─── Trecho selecionado

Sobraram palavras, é verdade também, para cada um de nós poder continuar calmamente a não ter pressa de as gastar todas de uma só vez – ou a reduzi-las a uma espécie de linguagem primeva e atávica, monossilábica e unidireccional. Sobraram palavras para não nos esquecermos que uma palavra gritada não vale necessariamente mais que uma palavra adornada pelo silêncio. Sobraram palavras para nelas atentarmos bem e percebermos o valor que têm para se pensar – e nunca para agredir.

Pensar calmamente. Os filósofos gregos (e outros) tomaram o seu tempo com sageza. Talvez, coitados, nunca tenham enxergado que as suas palavras feitas pensamentos chegariam a um tempo em que a palavra e o pensamento são desprezados, com pouca ou nenhuma cotação nas Bolsas. A Justiça interessa a quem? A quem a ministra ou a quem ela se aplica? Resposta fácil e imediata: não sei. Platão pôs Sócrates (o do século V a.C. e que também não sabia de engenharia) a falar com quem não estava de acordo com ele e, sobre este e outros assuntos, escreveu, pelo menos, uma obra de algumas centenas de páginas. E a nossa opção agora, é, creio: darmo-nos tempo para ler calmamente essas e outras muitas centenas de páginas e ficarmos um pouquinho mais apetrechados para lidar com as asperezas e truques nojentos do injusto mundo em que todos vivemos; ou: procuramos já já na wikipedia uma definição rápida de justiça segundo Platão na sua República e ficamos…; ou:…

Se me permitirem, ficarei então por aqui, por estas páginas… ah… quase me esquecia!: muito obrigado, senhor Manel Alves, pela divinal aguardente de amora, que Deus o tenha para sempre no seu seio acolhedor!

──────
─── Dados para revisão

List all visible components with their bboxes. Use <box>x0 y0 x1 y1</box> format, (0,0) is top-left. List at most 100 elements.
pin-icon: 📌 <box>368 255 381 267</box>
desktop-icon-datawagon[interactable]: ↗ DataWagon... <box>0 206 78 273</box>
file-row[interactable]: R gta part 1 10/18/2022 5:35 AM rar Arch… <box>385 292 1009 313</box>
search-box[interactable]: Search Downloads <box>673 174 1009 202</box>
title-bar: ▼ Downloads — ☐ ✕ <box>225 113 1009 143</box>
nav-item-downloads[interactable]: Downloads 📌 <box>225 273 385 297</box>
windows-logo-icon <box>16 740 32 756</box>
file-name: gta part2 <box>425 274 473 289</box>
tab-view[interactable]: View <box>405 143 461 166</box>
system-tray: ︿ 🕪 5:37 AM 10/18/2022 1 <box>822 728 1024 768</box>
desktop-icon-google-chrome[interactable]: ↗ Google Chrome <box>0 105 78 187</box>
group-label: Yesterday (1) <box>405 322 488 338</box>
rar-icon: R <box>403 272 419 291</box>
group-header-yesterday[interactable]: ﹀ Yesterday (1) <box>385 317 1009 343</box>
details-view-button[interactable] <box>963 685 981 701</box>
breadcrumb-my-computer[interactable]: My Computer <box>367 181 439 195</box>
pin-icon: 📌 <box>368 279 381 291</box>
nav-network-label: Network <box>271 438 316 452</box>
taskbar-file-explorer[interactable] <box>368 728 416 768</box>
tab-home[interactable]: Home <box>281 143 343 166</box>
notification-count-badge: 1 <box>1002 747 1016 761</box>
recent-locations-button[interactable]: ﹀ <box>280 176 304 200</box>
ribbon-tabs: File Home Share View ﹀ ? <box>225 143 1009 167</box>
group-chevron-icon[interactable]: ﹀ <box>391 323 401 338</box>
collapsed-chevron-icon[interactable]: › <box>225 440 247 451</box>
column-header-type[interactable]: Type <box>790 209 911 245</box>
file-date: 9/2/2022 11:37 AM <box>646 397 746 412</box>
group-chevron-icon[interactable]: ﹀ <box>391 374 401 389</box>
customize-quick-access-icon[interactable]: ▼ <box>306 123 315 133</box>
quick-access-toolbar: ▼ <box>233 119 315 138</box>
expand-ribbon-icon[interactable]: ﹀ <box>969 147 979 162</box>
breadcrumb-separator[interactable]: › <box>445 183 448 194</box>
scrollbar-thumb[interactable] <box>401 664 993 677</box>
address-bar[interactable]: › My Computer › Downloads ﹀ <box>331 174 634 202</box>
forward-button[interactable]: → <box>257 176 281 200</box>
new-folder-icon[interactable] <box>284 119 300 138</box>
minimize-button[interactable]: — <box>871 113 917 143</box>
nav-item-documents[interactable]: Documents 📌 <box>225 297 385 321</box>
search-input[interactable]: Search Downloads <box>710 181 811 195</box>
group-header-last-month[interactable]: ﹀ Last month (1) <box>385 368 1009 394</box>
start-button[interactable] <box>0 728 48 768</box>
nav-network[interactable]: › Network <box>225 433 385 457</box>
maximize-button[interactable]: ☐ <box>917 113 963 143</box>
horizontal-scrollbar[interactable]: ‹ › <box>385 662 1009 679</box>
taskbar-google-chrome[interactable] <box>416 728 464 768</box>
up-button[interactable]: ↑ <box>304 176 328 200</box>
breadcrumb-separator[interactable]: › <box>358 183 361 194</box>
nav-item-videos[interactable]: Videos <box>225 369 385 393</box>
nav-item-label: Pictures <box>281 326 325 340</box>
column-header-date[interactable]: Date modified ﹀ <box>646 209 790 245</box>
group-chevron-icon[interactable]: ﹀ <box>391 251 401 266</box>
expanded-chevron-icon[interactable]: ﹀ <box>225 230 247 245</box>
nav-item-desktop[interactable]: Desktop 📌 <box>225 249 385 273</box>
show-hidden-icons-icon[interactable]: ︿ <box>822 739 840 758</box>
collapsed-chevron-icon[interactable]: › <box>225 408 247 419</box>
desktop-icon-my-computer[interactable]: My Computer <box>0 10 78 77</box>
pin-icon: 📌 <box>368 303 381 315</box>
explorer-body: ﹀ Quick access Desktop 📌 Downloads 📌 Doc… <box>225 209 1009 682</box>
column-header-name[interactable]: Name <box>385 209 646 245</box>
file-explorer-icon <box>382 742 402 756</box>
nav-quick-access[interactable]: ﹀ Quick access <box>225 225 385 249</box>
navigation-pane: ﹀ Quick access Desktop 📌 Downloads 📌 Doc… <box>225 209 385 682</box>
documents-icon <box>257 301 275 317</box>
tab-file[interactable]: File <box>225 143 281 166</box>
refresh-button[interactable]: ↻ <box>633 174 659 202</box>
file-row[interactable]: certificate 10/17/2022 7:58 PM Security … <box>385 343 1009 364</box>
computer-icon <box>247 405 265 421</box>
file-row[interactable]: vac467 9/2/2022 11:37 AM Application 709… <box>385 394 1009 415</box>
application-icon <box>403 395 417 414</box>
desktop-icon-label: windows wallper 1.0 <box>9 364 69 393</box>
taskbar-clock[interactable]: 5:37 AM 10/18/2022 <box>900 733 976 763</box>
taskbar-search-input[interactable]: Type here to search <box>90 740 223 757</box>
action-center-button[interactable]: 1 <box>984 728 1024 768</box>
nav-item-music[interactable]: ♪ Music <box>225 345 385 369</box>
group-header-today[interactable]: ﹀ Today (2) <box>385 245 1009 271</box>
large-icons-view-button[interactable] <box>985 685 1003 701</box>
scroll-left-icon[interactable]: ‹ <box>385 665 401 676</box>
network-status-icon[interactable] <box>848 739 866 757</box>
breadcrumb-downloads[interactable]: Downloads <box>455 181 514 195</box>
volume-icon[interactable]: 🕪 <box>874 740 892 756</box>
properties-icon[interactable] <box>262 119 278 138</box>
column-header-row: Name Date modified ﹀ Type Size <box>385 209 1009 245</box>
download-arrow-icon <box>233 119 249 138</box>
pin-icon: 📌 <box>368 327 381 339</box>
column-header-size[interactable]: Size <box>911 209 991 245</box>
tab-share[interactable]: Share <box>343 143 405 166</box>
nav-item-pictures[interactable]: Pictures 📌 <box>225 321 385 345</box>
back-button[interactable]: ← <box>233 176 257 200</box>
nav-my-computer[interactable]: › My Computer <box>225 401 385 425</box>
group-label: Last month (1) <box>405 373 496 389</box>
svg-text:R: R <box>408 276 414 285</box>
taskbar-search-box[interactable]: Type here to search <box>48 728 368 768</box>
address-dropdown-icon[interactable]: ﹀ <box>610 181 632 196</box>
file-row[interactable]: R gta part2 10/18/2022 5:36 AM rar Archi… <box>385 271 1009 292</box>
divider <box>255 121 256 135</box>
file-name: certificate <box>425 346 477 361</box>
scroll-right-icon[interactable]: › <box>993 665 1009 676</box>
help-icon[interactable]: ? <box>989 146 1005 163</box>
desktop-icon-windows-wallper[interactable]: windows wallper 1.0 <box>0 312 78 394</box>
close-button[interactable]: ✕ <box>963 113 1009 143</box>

──────

> [Usando as informações]:
1. Responda com base no trecho:
(a) Segundo o trecho, uma palavra gritada não vale necessariamente mais que o quê?
(b) Quem Platão pôs a falar com quem não estava de acordo com ele?
(c) No fim do trecho, a quem se agradece e por qual bebida?
2. Por favor, extraia do trecho, sem nenhuma alteração, a parte que começa nas palavras "Sobraram palavras, é" e termina logo após as palavras "nunca para agredir.".
As entradas não têm relação com o trecho.

> [Respostas dadas]:
1.
(a) Uma palavra adornada pelo silêncio.
(b) Sócrates.
(c) Ao senhor Manel Alves, pela divinal aguardente de amora.

2.
Sobraram palavras, é verdade também, para cada um de nós poder continuar calmamente a não ter pressa de as gastar todas de uma só vez – ou a reduzi-las a uma espécie de linguagem primeva e atávica, monossilábica e unidireccional. Sobraram palavras para não nos esquecermos que uma palavra gritada não vale necessariamente mais que uma palavra adornada pelo silêncio. Sobraram palavras para nelas atentarmos bem e percebermos o valor que têm para se pensar – e nunca para agredir.